- Work to complete -
Give only the number of lines that include the string "入馆大于".

- Data lines -
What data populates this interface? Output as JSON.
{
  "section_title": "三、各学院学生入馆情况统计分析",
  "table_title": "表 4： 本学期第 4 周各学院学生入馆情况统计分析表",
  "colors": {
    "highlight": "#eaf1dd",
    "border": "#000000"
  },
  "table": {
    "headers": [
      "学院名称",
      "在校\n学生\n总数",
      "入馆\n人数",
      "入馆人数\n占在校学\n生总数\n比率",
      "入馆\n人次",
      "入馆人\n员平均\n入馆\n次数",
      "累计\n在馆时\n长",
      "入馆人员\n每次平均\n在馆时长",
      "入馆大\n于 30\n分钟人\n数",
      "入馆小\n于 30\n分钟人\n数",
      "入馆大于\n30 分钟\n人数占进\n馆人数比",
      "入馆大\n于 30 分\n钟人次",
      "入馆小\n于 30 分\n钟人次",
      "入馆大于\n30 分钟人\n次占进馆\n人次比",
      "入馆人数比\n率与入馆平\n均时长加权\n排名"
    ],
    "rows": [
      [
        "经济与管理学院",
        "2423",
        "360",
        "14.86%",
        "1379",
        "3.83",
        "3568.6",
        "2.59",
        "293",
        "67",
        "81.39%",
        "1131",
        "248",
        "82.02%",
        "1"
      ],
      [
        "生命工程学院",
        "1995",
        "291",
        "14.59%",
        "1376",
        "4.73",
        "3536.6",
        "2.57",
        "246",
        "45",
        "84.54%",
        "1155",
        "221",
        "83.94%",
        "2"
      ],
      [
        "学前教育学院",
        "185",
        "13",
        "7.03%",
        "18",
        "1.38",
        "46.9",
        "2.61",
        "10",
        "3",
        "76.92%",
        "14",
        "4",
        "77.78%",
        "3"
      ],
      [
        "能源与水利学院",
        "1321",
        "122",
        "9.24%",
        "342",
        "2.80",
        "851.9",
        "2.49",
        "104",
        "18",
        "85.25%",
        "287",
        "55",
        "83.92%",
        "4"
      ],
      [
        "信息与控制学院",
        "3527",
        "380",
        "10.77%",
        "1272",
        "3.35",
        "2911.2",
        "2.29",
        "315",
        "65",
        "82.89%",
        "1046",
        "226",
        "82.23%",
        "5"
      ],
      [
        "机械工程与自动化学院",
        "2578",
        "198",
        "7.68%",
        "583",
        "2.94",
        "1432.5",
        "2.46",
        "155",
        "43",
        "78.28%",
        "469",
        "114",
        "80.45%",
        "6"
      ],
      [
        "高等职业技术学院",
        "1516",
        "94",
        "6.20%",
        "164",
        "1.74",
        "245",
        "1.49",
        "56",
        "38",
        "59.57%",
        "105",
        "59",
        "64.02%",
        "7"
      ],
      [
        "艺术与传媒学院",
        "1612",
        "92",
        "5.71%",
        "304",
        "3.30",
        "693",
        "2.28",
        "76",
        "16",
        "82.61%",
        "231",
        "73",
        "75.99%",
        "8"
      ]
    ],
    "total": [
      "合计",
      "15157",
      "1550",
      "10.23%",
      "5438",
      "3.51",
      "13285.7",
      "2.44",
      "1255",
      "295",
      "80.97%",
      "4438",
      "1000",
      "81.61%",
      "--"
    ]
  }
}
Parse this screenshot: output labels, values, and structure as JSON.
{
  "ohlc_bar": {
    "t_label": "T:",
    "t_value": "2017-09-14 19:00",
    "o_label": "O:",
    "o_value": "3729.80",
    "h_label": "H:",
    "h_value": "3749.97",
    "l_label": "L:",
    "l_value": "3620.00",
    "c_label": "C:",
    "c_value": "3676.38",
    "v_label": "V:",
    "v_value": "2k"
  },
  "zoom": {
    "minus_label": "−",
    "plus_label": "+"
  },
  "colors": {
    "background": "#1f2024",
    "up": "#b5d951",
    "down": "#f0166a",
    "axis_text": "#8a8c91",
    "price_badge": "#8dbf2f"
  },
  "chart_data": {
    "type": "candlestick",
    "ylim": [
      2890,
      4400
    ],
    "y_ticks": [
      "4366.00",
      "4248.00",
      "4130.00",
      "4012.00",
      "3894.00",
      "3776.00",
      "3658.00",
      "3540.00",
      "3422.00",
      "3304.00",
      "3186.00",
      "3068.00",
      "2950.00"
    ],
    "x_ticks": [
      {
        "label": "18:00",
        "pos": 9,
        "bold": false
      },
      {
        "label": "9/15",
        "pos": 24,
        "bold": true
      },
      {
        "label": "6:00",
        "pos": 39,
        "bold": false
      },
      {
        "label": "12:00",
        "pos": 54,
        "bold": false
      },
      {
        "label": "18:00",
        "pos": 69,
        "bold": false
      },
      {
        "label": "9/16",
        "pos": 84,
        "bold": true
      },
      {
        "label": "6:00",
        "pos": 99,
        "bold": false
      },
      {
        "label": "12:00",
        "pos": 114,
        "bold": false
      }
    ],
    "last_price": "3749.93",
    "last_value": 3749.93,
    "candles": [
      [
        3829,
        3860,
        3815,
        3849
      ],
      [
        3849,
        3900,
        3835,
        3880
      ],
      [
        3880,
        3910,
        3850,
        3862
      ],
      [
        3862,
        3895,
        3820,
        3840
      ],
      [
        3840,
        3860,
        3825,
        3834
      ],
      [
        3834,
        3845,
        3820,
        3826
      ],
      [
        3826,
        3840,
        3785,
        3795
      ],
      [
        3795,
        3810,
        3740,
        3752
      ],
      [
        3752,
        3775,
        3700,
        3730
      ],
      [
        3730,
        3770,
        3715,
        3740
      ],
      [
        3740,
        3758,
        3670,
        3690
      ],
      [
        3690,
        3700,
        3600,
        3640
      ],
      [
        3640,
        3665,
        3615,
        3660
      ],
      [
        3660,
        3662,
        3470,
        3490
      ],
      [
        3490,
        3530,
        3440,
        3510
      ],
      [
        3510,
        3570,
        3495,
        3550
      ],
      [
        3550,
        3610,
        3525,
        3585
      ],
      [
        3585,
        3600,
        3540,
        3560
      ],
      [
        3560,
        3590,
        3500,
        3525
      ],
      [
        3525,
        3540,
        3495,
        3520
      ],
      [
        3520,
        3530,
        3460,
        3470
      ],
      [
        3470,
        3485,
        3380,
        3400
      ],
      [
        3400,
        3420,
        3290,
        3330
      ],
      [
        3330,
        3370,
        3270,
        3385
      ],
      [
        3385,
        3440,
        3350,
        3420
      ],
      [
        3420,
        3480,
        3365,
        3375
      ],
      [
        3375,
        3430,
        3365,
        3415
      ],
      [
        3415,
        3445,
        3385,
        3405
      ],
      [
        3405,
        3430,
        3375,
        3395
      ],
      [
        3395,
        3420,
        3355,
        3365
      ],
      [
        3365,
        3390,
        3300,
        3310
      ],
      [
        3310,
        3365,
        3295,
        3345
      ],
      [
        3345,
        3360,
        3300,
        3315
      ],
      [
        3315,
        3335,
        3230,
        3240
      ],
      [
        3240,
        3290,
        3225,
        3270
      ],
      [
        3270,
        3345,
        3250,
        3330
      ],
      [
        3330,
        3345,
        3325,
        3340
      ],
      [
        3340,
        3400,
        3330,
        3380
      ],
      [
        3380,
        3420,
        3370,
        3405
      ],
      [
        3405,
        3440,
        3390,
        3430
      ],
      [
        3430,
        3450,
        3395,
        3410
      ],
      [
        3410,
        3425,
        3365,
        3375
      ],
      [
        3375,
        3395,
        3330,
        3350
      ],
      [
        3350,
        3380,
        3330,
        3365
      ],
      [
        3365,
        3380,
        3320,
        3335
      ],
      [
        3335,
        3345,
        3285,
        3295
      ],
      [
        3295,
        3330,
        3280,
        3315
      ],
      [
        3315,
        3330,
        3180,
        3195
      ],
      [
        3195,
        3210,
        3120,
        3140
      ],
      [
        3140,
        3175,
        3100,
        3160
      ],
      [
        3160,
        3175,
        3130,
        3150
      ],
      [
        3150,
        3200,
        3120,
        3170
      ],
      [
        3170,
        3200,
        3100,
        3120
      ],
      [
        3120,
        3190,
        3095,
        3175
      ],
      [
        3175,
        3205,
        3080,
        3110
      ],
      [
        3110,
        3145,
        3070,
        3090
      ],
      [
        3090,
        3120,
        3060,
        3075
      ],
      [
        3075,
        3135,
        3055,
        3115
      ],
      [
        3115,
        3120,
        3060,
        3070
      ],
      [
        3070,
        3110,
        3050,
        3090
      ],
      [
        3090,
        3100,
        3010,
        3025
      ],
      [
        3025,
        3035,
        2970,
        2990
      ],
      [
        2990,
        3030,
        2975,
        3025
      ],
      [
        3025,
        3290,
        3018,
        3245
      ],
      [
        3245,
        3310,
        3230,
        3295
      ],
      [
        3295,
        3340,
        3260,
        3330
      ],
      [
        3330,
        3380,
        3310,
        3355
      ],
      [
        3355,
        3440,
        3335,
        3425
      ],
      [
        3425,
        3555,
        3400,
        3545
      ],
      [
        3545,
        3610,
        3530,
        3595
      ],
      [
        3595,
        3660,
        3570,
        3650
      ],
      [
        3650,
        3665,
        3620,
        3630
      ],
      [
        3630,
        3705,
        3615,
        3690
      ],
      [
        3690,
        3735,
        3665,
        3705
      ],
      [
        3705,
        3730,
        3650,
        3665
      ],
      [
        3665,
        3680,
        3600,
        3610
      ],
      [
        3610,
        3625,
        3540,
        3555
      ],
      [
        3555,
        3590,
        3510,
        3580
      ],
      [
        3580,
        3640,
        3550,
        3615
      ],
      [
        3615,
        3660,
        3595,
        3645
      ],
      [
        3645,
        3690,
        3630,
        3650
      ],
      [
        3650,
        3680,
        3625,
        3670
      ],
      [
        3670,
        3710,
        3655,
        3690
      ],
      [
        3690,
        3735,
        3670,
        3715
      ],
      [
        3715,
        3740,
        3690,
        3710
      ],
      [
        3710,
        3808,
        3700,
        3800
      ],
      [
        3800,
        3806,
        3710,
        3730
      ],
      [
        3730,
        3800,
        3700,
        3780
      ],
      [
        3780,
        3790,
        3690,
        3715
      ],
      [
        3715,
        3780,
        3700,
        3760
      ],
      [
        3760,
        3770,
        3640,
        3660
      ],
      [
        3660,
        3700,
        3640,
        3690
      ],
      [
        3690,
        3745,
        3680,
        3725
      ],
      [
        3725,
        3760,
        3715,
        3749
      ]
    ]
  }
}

- Exercise result -
2